- _Aim_:
Transcribe all of the records word for word, but omit the pictures.
* Begin *
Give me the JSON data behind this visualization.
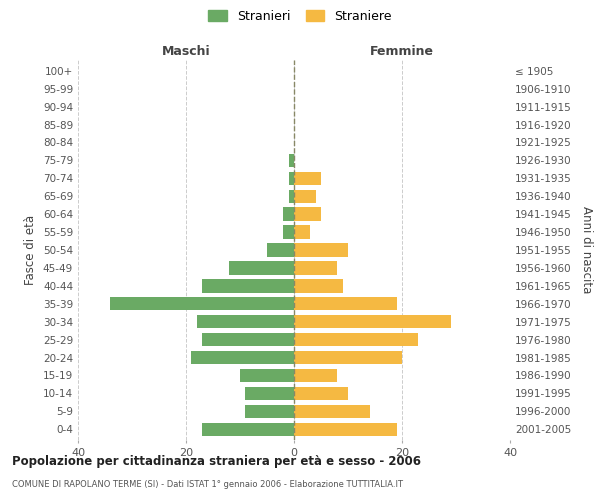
{
  "age_groups": [
    "100+",
    "95-99",
    "90-94",
    "85-89",
    "80-84",
    "75-79",
    "70-74",
    "65-69",
    "60-64",
    "55-59",
    "50-54",
    "45-49",
    "40-44",
    "35-39",
    "30-34",
    "25-29",
    "20-24",
    "15-19",
    "10-14",
    "5-9",
    "0-4"
  ],
  "birth_years": [
    "≤ 1905",
    "1906-1910",
    "1911-1915",
    "1916-1920",
    "1921-1925",
    "1926-1930",
    "1931-1935",
    "1936-1940",
    "1941-1945",
    "1946-1950",
    "1951-1955",
    "1956-1960",
    "1961-1965",
    "1966-1970",
    "1971-1975",
    "1976-1980",
    "1981-1985",
    "1986-1990",
    "1991-1995",
    "1996-2000",
    "2001-2005"
  ],
  "maschi": [
    0,
    0,
    0,
    0,
    0,
    1,
    1,
    1,
    2,
    2,
    5,
    12,
    17,
    34,
    18,
    17,
    19,
    10,
    9,
    9,
    17
  ],
  "femmine": [
    0,
    0,
    0,
    0,
    0,
    0,
    5,
    4,
    5,
    3,
    10,
    8,
    9,
    19,
    29,
    23,
    20,
    8,
    10,
    14,
    19
  ],
  "maschi_color": "#6aaa64",
  "femmine_color": "#f5b942",
  "background_color": "#ffffff",
  "grid_color": "#cccccc",
  "title": "Popolazione per cittadinanza straniera per età e sesso - 2006",
  "subtitle": "COMUNE DI RAPOLANO TERME (SI) - Dati ISTAT 1° gennaio 2006 - Elaborazione TUTTITALIA.IT",
  "xlabel_left": "Maschi",
  "xlabel_right": "Femmine",
  "ylabel_left": "Fasce di età",
  "ylabel_right": "Anni di nascita",
  "legend_stranieri": "Stranieri",
  "legend_straniere": "Straniere",
  "xlim": 40,
  "bar_height": 0.75
}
* End *
- _Answer_:
Give me the JSON data behind this visualization.
{
  "age_groups": [
    "100+",
    "95-99",
    "90-94",
    "85-89",
    "80-84",
    "75-79",
    "70-74",
    "65-69",
    "60-64",
    "55-59",
    "50-54",
    "45-49",
    "40-44",
    "35-39",
    "30-34",
    "25-29",
    "20-24",
    "15-19",
    "10-14",
    "5-9",
    "0-4"
  ],
  "birth_years": [
    "≤ 1905",
    "1906-1910",
    "1911-1915",
    "1916-1920",
    "1921-1925",
    "1926-1930",
    "1931-1935",
    "1936-1940",
    "1941-1945",
    "1946-1950",
    "1951-1955",
    "1956-1960",
    "1961-1965",
    "1966-1970",
    "1971-1975",
    "1976-1980",
    "1981-1985",
    "1986-1990",
    "1991-1995",
    "1996-2000",
    "2001-2005"
  ],
  "maschi": [
    0,
    0,
    0,
    0,
    0,
    1,
    1,
    1,
    2,
    2,
    5,
    12,
    17,
    34,
    18,
    17,
    19,
    10,
    9,
    9,
    17
  ],
  "femmine": [
    0,
    0,
    0,
    0,
    0,
    0,
    5,
    4,
    5,
    3,
    10,
    8,
    9,
    19,
    29,
    23,
    20,
    8,
    10,
    14,
    19
  ],
  "maschi_color": "#6aaa64",
  "femmine_color": "#f5b942",
  "background_color": "#ffffff",
  "grid_color": "#cccccc",
  "title": "Popolazione per cittadinanza straniera per età e sesso - 2006",
  "subtitle": "COMUNE DI RAPOLANO TERME (SI) - Dati ISTAT 1° gennaio 2006 - Elaborazione TUTTITALIA.IT",
  "xlabel_left": "Maschi",
  "xlabel_right": "Femmine",
  "ylabel_left": "Fasce di età",
  "ylabel_right": "Anni di nascita",
  "legend_stranieri": "Stranieri",
  "legend_straniere": "Straniere",
  "xlim": 40,
  "bar_height": 0.75
}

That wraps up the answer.